# TASK DIRECTIONS:
Please print out the entries below unchanged and skip the images.

# MATERIAL PROVIDED:
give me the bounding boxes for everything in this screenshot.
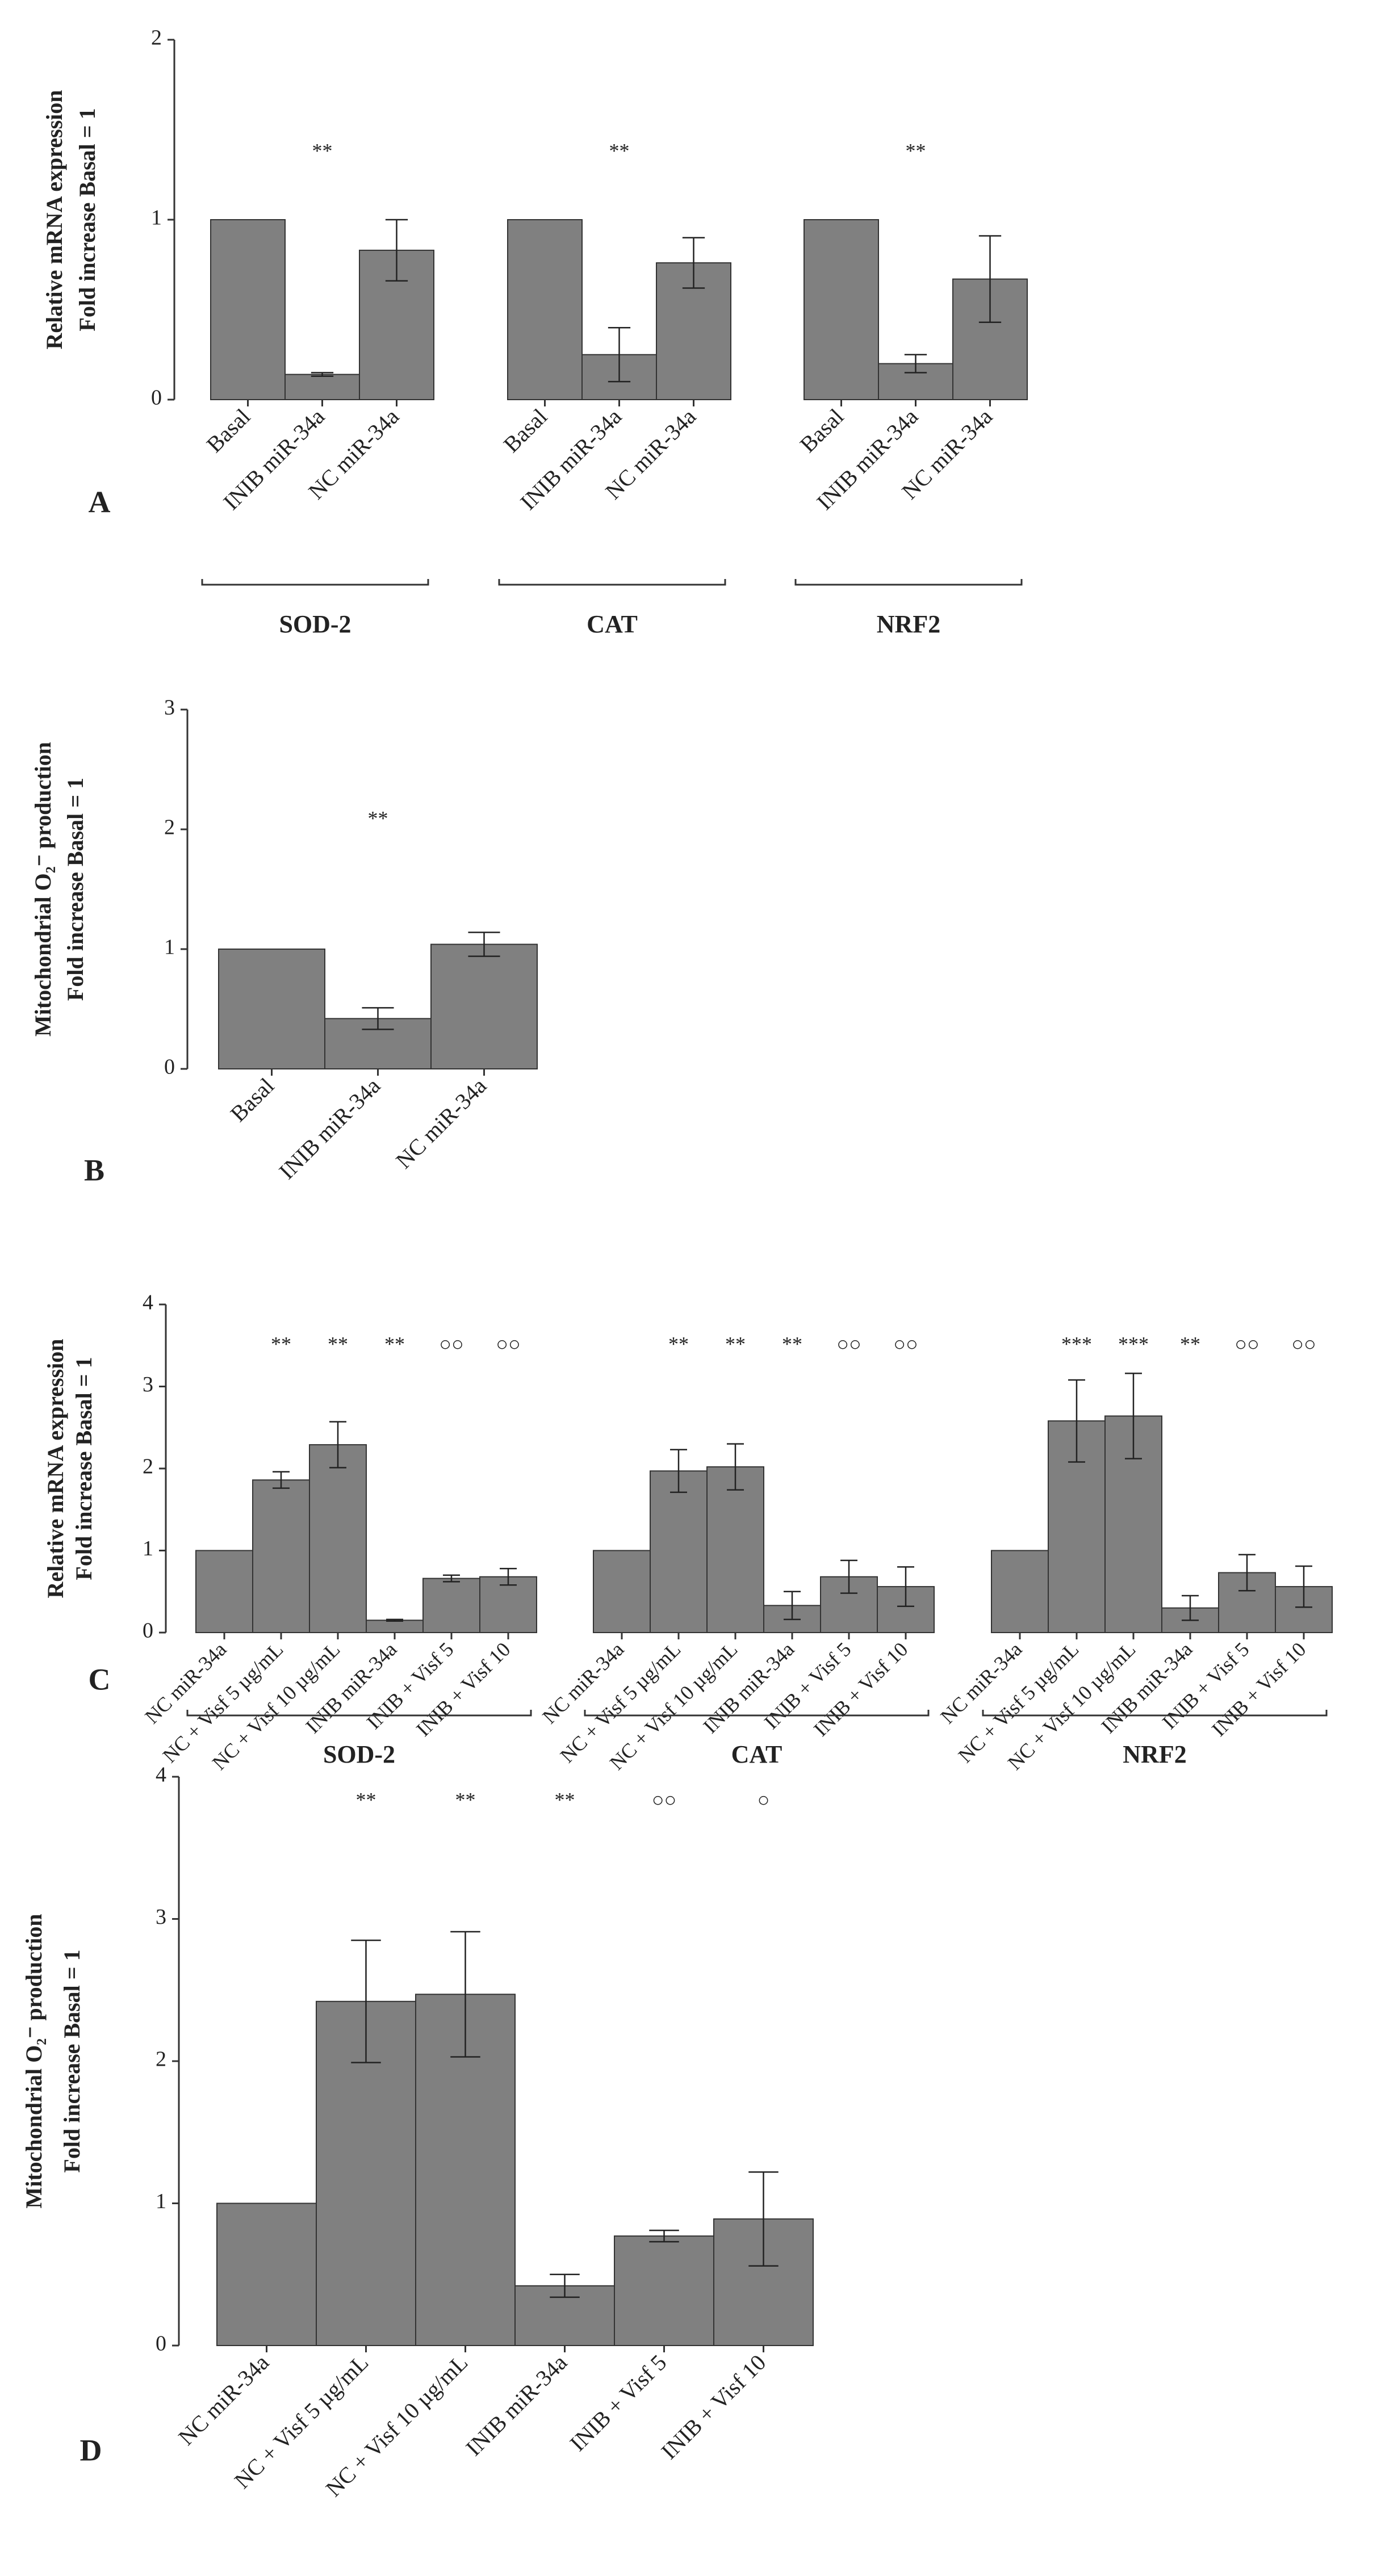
significance-mark: ○ — [758, 1788, 770, 1811]
y-axis-label: Relative mRNA expression — [43, 1339, 68, 1599]
significance-mark: ** — [1180, 1332, 1200, 1355]
bar — [479, 1576, 537, 1633]
bar — [991, 1550, 1049, 1633]
bar — [366, 1620, 424, 1633]
significance-mark: ** — [384, 1332, 405, 1355]
y-tick-label: 2 — [156, 2048, 166, 2071]
y-tick-label: 0 — [156, 2332, 166, 2356]
y-tick-label: 2 — [143, 1455, 153, 1479]
significance-mark: ** — [368, 807, 388, 829]
x-tick-label: Basal — [202, 404, 256, 458]
y-tick-label: 3 — [164, 696, 175, 720]
group-label: SOD-2 — [323, 1740, 395, 1768]
bar — [507, 219, 583, 400]
significance-mark: ** — [312, 139, 333, 162]
significance-mark: ○○ — [439, 1332, 464, 1355]
significance-mark: ○○ — [652, 1788, 677, 1811]
group-label: NRF2 — [1123, 1740, 1186, 1768]
bar — [650, 1470, 708, 1633]
x-tick-label: INIB + Visf 5 — [565, 2350, 672, 2456]
bar — [284, 374, 360, 400]
y-tick-label: 0 — [164, 1055, 175, 1079]
group-bracket — [201, 579, 429, 586]
y-tick-label: 3 — [156, 1905, 166, 1929]
significance-mark: ** — [455, 1788, 476, 1811]
y-tick-label: 2 — [164, 816, 175, 840]
x-tick-label: Basal — [499, 404, 553, 458]
y-axis-label: Mitochondrial O₂⁻ production — [30, 742, 56, 1037]
significance-mark: ○○ — [1234, 1332, 1259, 1355]
y-tick-label: 1 — [143, 1537, 153, 1560]
panel-letter: D — [80, 2433, 102, 2467]
bar — [614, 2235, 714, 2346]
significance-mark: ** — [725, 1332, 746, 1355]
significance-mark: ○○ — [836, 1332, 861, 1355]
group-bracket — [186, 1710, 532, 1717]
bar — [706, 1466, 764, 1634]
bar — [309, 1444, 367, 1633]
bar — [422, 1578, 480, 1633]
x-tick-label: INIB miR-34a — [274, 1073, 385, 1184]
x-tick-label: Basal — [225, 1073, 279, 1127]
y-tick-label: 1 — [156, 2189, 166, 2213]
group-label: CAT — [587, 610, 638, 638]
y-axis-label: Fold increase Basal = 1 — [74, 108, 100, 331]
significance-mark: ** — [271, 1332, 291, 1355]
bar — [804, 219, 879, 400]
significance-mark: ** — [782, 1332, 802, 1355]
y-axis-label: Fold increase Basal = 1 — [59, 1949, 85, 2172]
x-tick-label: INIB + Visf 10 — [656, 2350, 771, 2464]
group-bracket — [794, 579, 1023, 586]
y-tick-label: 4 — [143, 1291, 153, 1315]
group-bracket — [498, 579, 726, 586]
significance-mark: ** — [609, 139, 630, 162]
x-tick-label: INIB miR-34a — [461, 2350, 572, 2461]
y-axis-label: Fold increase Basal = 1 — [62, 778, 88, 1001]
significance-mark: ○○ — [893, 1332, 918, 1355]
group-bracket — [982, 1710, 1328, 1717]
group-bracket — [584, 1710, 930, 1717]
y-tick-label: 1 — [164, 935, 175, 959]
significance-mark: ** — [356, 1788, 376, 1811]
group-label: CAT — [731, 1740, 782, 1768]
panel-letter: B — [84, 1153, 104, 1187]
panel-letter: C — [89, 1662, 111, 1696]
x-tick-label: NC miR-34a — [391, 1073, 491, 1173]
y-axis-label: Fold increase Basal = 1 — [71, 1357, 97, 1580]
panel-letter: A — [89, 485, 111, 519]
bar — [195, 1550, 253, 1633]
significance-mark: ○○ — [1291, 1332, 1316, 1355]
bar — [216, 2202, 317, 2346]
y-tick-label: 0 — [143, 1619, 153, 1643]
significance-mark: ** — [328, 1332, 348, 1355]
bar — [593, 1550, 651, 1633]
y-tick-label: 3 — [143, 1373, 153, 1396]
significance-mark: *** — [1118, 1332, 1149, 1355]
bar — [218, 949, 325, 1069]
y-tick-label: 4 — [156, 1763, 166, 1787]
x-tick-label: Basal — [795, 404, 849, 458]
significance-mark: ** — [906, 139, 926, 162]
significance-mark: ** — [555, 1788, 575, 1811]
bar — [252, 1479, 310, 1633]
y-tick-label: 1 — [151, 206, 162, 230]
bar — [430, 943, 538, 1070]
group-label: SOD-2 — [279, 610, 351, 638]
x-tick-label: NC miR-34a — [173, 2350, 274, 2450]
y-axis-label: Relative mRNA expression — [41, 90, 67, 350]
y-tick-label: 2 — [151, 26, 162, 50]
significance-mark: ** — [668, 1332, 689, 1355]
bar — [210, 219, 286, 400]
significance-mark: ○○ — [496, 1332, 521, 1355]
group-label: NRF2 — [877, 610, 940, 638]
y-tick-label: 0 — [151, 386, 162, 410]
y-axis-label: Mitochondrial O₂⁻ production — [21, 1914, 47, 2208]
significance-mark: *** — [1061, 1332, 1092, 1355]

# SOLUTION:
give me the bounding boxes for everything in this screenshot.
significance-mark: ○ — [758, 1788, 770, 1811]
y-axis-label: Relative mRNA expression — [43, 1339, 68, 1599]
significance-mark: ** — [1180, 1332, 1200, 1355]
bar — [479, 1576, 537, 1633]
bar — [991, 1550, 1049, 1633]
bar — [366, 1620, 424, 1633]
significance-mark: ** — [384, 1332, 405, 1355]
y-tick-label: 2 — [156, 2048, 166, 2071]
y-tick-label: 0 — [156, 2332, 166, 2356]
y-tick-label: 2 — [143, 1455, 153, 1479]
significance-mark: ** — [368, 807, 388, 829]
x-tick-label: Basal — [202, 404, 256, 458]
y-tick-label: 3 — [164, 696, 175, 720]
group-label: SOD-2 — [323, 1740, 395, 1768]
bar — [507, 219, 583, 400]
significance-mark: ** — [312, 139, 333, 162]
significance-mark: ○○ — [439, 1332, 464, 1355]
significance-mark: ○○ — [652, 1788, 677, 1811]
group-label: NRF2 — [1123, 1740, 1186, 1768]
bar — [650, 1470, 708, 1633]
x-tick-label: INIB + Visf 5 — [565, 2350, 672, 2456]
bar — [284, 374, 360, 400]
y-tick-label: 0 — [164, 1055, 175, 1079]
group-bracket — [201, 579, 429, 586]
y-tick-label: 3 — [156, 1905, 166, 1929]
significance-mark: ** — [455, 1788, 476, 1811]
y-tick-label: 2 — [164, 816, 175, 840]
x-tick-label: Basal — [499, 404, 553, 458]
y-axis-label: Mitochondrial O₂⁻ production — [30, 742, 56, 1037]
significance-mark: ○○ — [1234, 1332, 1259, 1355]
y-tick-label: 1 — [143, 1537, 153, 1560]
panel-letter: D — [80, 2433, 102, 2467]
bar — [614, 2235, 714, 2346]
significance-mark: ** — [725, 1332, 746, 1355]
significance-mark: ○○ — [836, 1332, 861, 1355]
group-bracket — [186, 1710, 532, 1717]
bar — [706, 1466, 764, 1634]
bar — [309, 1444, 367, 1633]
bar — [422, 1578, 480, 1633]
x-tick-label: INIB miR-34a — [274, 1073, 385, 1184]
x-tick-label: Basal — [225, 1073, 279, 1127]
y-tick-label: 1 — [156, 2189, 166, 2213]
group-label: CAT — [587, 610, 638, 638]
y-axis-label: Fold increase Basal = 1 — [74, 108, 100, 331]
significance-mark: ** — [271, 1332, 291, 1355]
bar — [804, 219, 879, 400]
significance-mark: ** — [782, 1332, 802, 1355]
y-axis-label: Fold increase Basal = 1 — [59, 1949, 85, 2172]
x-tick-label: INIB + Visf 10 — [656, 2350, 771, 2464]
group-bracket — [794, 579, 1023, 586]
y-tick-label: 4 — [143, 1291, 153, 1315]
group-bracket — [498, 579, 726, 586]
significance-mark: ** — [609, 139, 630, 162]
x-tick-label: INIB miR-34a — [461, 2350, 572, 2461]
y-axis-label: Fold increase Basal = 1 — [62, 778, 88, 1001]
significance-mark: ○○ — [893, 1332, 918, 1355]
group-bracket — [982, 1710, 1328, 1717]
group-bracket — [584, 1710, 930, 1717]
y-tick-label: 1 — [164, 935, 175, 959]
significance-mark: ** — [356, 1788, 376, 1811]
group-label: CAT — [731, 1740, 782, 1768]
panel-letter: B — [84, 1153, 104, 1187]
panel-letter: C — [89, 1662, 111, 1696]
x-tick-label: NC miR-34a — [391, 1073, 491, 1173]
y-axis-label: Fold increase Basal = 1 — [71, 1357, 97, 1580]
panel-letter: A — [89, 485, 111, 519]
bar — [195, 1550, 253, 1633]
significance-mark: ○○ — [1291, 1332, 1316, 1355]
bar — [216, 2202, 317, 2346]
y-tick-label: 0 — [143, 1619, 153, 1643]
significance-mark: ** — [328, 1332, 348, 1355]
bar — [593, 1550, 651, 1633]
y-tick-label: 3 — [143, 1373, 153, 1396]
significance-mark: *** — [1118, 1332, 1149, 1355]
bar — [218, 949, 325, 1069]
y-tick-label: 4 — [156, 1763, 166, 1787]
x-tick-label: Basal — [795, 404, 849, 458]
significance-mark: ** — [906, 139, 926, 162]
significance-mark: ** — [555, 1788, 575, 1811]
bar — [252, 1479, 310, 1633]
y-tick-label: 1 — [151, 206, 162, 230]
bar — [430, 943, 538, 1070]
group-label: SOD-2 — [279, 610, 351, 638]
x-tick-label: NC miR-34a — [173, 2350, 274, 2450]
y-axis-label: Relative mRNA expression — [41, 90, 67, 350]
y-tick-label: 2 — [151, 26, 162, 50]
significance-mark: ** — [668, 1332, 689, 1355]
bar — [210, 219, 286, 400]
significance-mark: ○○ — [496, 1332, 521, 1355]
group-label: NRF2 — [877, 610, 940, 638]
y-tick-label: 0 — [151, 386, 162, 410]
y-axis-label: Mitochondrial O₂⁻ production — [21, 1914, 47, 2208]
significance-mark: *** — [1061, 1332, 1092, 1355]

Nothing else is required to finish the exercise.